— Begin Input records —

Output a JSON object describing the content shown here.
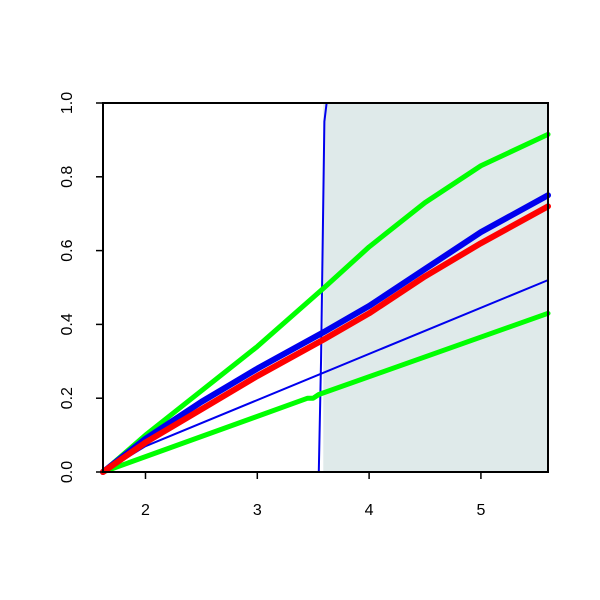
{
  "chart_data": {
    "type": "line",
    "xlim": [
      1.62,
      5.6
    ],
    "ylim": [
      0,
      1
    ],
    "xticks": [
      2,
      3,
      4,
      5
    ],
    "yticks": [
      {
        "value": 0,
        "label": "0.0"
      },
      {
        "value": 0.2,
        "label": "0.2"
      },
      {
        "value": 0.4,
        "label": "0.4"
      },
      {
        "value": 0.6,
        "label": "0.6"
      },
      {
        "value": 0.8,
        "label": "0.8"
      },
      {
        "value": 1,
        "label": "1.0"
      }
    ],
    "shaded_region": {
      "x": [
        3.59,
        5.6
      ],
      "color": "#dfeaea"
    },
    "series": [
      {
        "color": "#0000ee",
        "line_width": 2,
        "x": [
          1.62,
          3.55,
          3.57,
          3.6,
          3.62,
          5.6
        ],
        "values": [
          0,
          0,
          0.3,
          0.95,
          1.0,
          1.0
        ]
      },
      {
        "color": "#00ff00",
        "line_width": 5,
        "x": [
          1.62,
          2.0,
          2.5,
          3.0,
          3.3,
          3.6,
          4.0,
          4.5,
          5.0,
          5.6
        ],
        "values": [
          0,
          0.1,
          0.22,
          0.34,
          0.42,
          0.5,
          0.61,
          0.73,
          0.83,
          0.915
        ]
      },
      {
        "color": "#00ff00",
        "line_width": 5,
        "x": [
          1.62,
          3.45,
          3.5,
          3.55,
          5.6
        ],
        "values": [
          0,
          0.2,
          0.2,
          0.21,
          0.43
        ]
      },
      {
        "color": "#0000ee",
        "line_width": 2,
        "x": [
          1.62,
          2.0,
          5.6
        ],
        "values": [
          0,
          0.07,
          0.52
        ]
      },
      {
        "color": "#0000ee",
        "line_width": 6,
        "x": [
          1.62,
          2.0,
          2.5,
          3.0,
          3.6,
          4.0,
          4.5,
          5.0,
          5.6
        ],
        "values": [
          0,
          0.09,
          0.19,
          0.28,
          0.38,
          0.45,
          0.55,
          0.65,
          0.75
        ]
      },
      {
        "color": "#ff0000",
        "line_width": 6,
        "x": [
          1.62,
          2.0,
          2.5,
          3.0,
          3.6,
          4.0,
          4.5,
          5.0,
          5.6
        ],
        "values": [
          0,
          0.08,
          0.17,
          0.26,
          0.36,
          0.43,
          0.53,
          0.62,
          0.72
        ]
      }
    ]
  }
}
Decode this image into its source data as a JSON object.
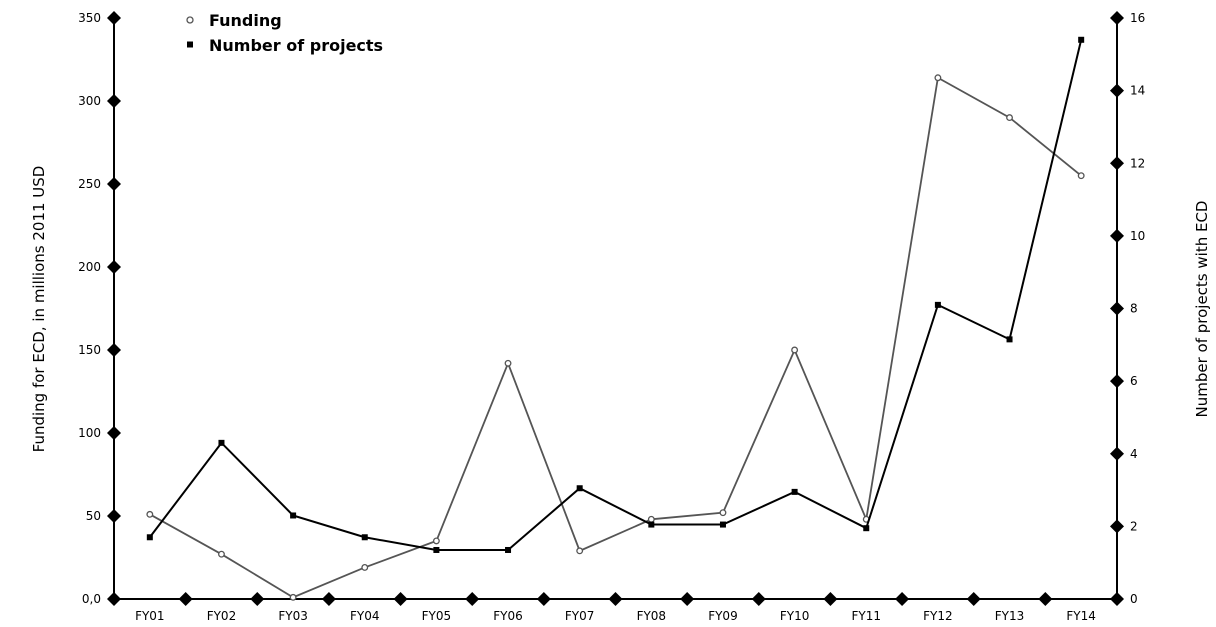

— End Input records —

**Request**. Nothing in the entries above should change when they are printed again, except that the pictures are dropped.

**Full solution**.
Output a JSON object describing the content shown here.
{
  "chart_data": {
    "type": "line",
    "xlim": [
      1.62,
      5.6
    ],
    "ylim": [
      0,
      1
    ],
    "xticks": [
      2,
      3,
      4,
      5
    ],
    "yticks": [
      {
        "value": 0,
        "label": "0.0"
      },
      {
        "value": 0.2,
        "label": "0.2"
      },
      {
        "value": 0.4,
        "label": "0.4"
      },
      {
        "value": 0.6,
        "label": "0.6"
      },
      {
        "value": 0.8,
        "label": "0.8"
      },
      {
        "value": 1,
        "label": "1.0"
      }
    ],
    "shaded_region": {
      "x": [
        3.59,
        5.6
      ],
      "color": "#dfeaea"
    },
    "series": [
      {
        "color": "#0000ee",
        "line_width": 2,
        "x": [
          1.62,
          3.55,
          3.57,
          3.6,
          3.62,
          5.6
        ],
        "values": [
          0,
          0,
          0.3,
          0.95,
          1.0,
          1.0
        ]
      },
      {
        "color": "#00ff00",
        "line_width": 5,
        "x": [
          1.62,
          2.0,
          2.5,
          3.0,
          3.3,
          3.6,
          4.0,
          4.5,
          5.0,
          5.6
        ],
        "values": [
          0,
          0.1,
          0.22,
          0.34,
          0.42,
          0.5,
          0.61,
          0.73,
          0.83,
          0.915
        ]
      },
      {
        "color": "#00ff00",
        "line_width": 5,
        "x": [
          1.62,
          3.45,
          3.5,
          3.55,
          5.6
        ],
        "values": [
          0,
          0.2,
          0.2,
          0.21,
          0.43
        ]
      },
      {
        "color": "#0000ee",
        "line_width": 2,
        "x": [
          1.62,
          2.0,
          5.6
        ],
        "values": [
          0,
          0.07,
          0.52
        ]
      },
      {
        "color": "#0000ee",
        "line_width": 6,
        "x": [
          1.62,
          2.0,
          2.5,
          3.0,
          3.6,
          4.0,
          4.5,
          5.0,
          5.6
        ],
        "values": [
          0,
          0.09,
          0.19,
          0.28,
          0.38,
          0.45,
          0.55,
          0.65,
          0.75
        ]
      },
      {
        "color": "#ff0000",
        "line_width": 6,
        "x": [
          1.62,
          2.0,
          2.5,
          3.0,
          3.6,
          4.0,
          4.5,
          5.0,
          5.6
        ],
        "values": [
          0,
          0.08,
          0.17,
          0.26,
          0.36,
          0.43,
          0.53,
          0.62,
          0.72
        ]
      }
    ]
  }
}
Decode this image into its source data as a JSON object.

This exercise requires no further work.